• _Stated task_:
Transcribe every record that appears below, exactly and in full.

• _Data items_:
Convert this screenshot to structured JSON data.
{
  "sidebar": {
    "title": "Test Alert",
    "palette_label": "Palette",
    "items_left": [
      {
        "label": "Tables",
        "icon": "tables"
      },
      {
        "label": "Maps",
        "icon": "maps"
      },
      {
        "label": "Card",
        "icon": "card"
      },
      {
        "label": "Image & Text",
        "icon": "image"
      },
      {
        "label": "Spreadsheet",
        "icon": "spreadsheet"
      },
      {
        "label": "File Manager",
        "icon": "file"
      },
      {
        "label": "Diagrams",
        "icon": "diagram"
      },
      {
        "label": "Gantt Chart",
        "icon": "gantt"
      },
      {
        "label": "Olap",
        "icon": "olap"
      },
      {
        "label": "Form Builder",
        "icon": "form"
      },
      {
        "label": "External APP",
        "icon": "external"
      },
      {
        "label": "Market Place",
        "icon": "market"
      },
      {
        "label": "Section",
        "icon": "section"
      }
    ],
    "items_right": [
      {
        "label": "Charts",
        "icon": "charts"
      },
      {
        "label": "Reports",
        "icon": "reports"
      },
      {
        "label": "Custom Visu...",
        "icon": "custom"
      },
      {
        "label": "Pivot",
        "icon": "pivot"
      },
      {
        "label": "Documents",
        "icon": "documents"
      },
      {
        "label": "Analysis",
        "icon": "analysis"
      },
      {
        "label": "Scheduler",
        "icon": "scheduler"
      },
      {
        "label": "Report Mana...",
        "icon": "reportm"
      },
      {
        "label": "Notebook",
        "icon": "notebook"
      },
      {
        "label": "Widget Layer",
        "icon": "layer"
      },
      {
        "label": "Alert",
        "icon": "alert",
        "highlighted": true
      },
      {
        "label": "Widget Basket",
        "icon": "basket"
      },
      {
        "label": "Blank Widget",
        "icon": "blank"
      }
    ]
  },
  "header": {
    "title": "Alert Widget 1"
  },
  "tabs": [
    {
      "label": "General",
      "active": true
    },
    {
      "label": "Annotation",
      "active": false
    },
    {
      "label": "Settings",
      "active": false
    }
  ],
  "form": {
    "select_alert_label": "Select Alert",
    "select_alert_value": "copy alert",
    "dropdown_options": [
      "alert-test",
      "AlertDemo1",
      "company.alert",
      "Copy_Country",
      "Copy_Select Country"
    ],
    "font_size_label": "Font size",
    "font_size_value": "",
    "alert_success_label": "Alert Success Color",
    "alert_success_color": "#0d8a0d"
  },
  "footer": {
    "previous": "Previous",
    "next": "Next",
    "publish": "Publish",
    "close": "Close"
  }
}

• _Expected answer_:
Convert this screenshot to structured JSON data.
{
  "sidebar": {
    "title": "Test Alert",
    "palette_label": "Palette",
    "items_left": [
      {
        "label": "Tables",
        "icon": "tables"
      },
      {
        "label": "Maps",
        "icon": "maps"
      },
      {
        "label": "Card",
        "icon": "card"
      },
      {
        "label": "Image & Text",
        "icon": "image"
      },
      {
        "label": "Spreadsheet",
        "icon": "spreadsheet"
      },
      {
        "label": "File Manager",
        "icon": "file"
      },
      {
        "label": "Diagrams",
        "icon": "diagram"
      },
      {
        "label": "Gantt Chart",
        "icon": "gantt"
      },
      {
        "label": "Olap",
        "icon": "olap"
      },
      {
        "label": "Form Builder",
        "icon": "form"
      },
      {
        "label": "External APP",
        "icon": "external"
      },
      {
        "label": "Market Place",
        "icon": "market"
      },
      {
        "label": "Section",
        "icon": "section"
      }
    ],
    "items_right": [
      {
        "label": "Charts",
        "icon": "charts"
      },
      {
        "label": "Reports",
        "icon": "reports"
      },
      {
        "label": "Custom Visu...",
        "icon": "custom"
      },
      {
        "label": "Pivot",
        "icon": "pivot"
      },
      {
        "label": "Documents",
        "icon": "documents"
      },
      {
        "label": "Analysis",
        "icon": "analysis"
      },
      {
        "label": "Scheduler",
        "icon": "scheduler"
      },
      {
        "label": "Report Mana...",
        "icon": "reportm"
      },
      {
        "label": "Notebook",
        "icon": "notebook"
      },
      {
        "label": "Widget Layer",
        "icon": "layer"
      },
      {
        "label": "Alert",
        "icon": "alert",
        "highlighted": true
      },
      {
        "label": "Widget Basket",
        "icon": "basket"
      },
      {
        "label": "Blank Widget",
        "icon": "blank"
      }
    ]
  },
  "header": {
    "title": "Alert Widget 1"
  },
  "tabs": [
    {
      "label": "General",
      "active": true
    },
    {
      "label": "Annotation",
      "active": false
    },
    {
      "label": "Settings",
      "active": false
    }
  ],
  "form": {
    "select_alert_label": "Select Alert",
    "select_alert_value": "copy alert",
    "dropdown_options": [
      "alert-test",
      "AlertDemo1",
      "company.alert",
      "Copy_Country",
      "Copy_Select Country"
    ],
    "font_size_label": "Font size",
    "font_size_value": "",
    "alert_success_label": "Alert Success Color",
    "alert_success_color": "#0d8a0d"
  },
  "footer": {
    "previous": "Previous",
    "next": "Next",
    "publish": "Publish",
    "close": "Close"
  }
}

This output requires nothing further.